Directions
Reproduce all of the data exactly.

Given data
Begin
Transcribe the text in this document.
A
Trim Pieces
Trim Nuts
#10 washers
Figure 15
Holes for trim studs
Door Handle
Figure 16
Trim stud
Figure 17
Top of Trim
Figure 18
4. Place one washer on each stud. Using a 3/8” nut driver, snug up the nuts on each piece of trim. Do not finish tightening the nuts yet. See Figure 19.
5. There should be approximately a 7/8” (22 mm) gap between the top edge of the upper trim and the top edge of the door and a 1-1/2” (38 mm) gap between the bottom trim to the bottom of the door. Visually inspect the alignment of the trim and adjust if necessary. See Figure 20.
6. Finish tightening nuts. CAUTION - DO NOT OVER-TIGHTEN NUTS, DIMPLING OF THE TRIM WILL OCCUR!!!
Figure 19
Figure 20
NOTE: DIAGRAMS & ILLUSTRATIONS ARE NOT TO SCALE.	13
End
Written solution
Transcribe the text in this document.
A
Trim Pieces
Trim Nuts
#10 washers
Figure 15
Holes for trim studs
Door Handle
Figure 16
Trim stud
Figure 17
Top of Trim
Figure 18
4. Place one washer on each stud. Using a 3/8” nut driver, snug up the nuts on each piece of trim. Do not finish tightening the nuts yet. See Figure 19.
5. There should be approximately a 7/8” (22 mm) gap between the top edge of the upper trim and the top edge of the door and a 1-1/2” (38 mm) gap between the bottom trim to the bottom of the door. Visually inspect the alignment of the trim and adjust if necessary. See Figure 20.
6. Finish tightening nuts. CAUTION - DO NOT OVER-TIGHTEN NUTS, DIMPLING OF THE TRIM WILL OCCUR!!!
Figure 19
Figure 20
NOTE: DIAGRAMS & ILLUSTRATIONS ARE NOT TO SCALE.	13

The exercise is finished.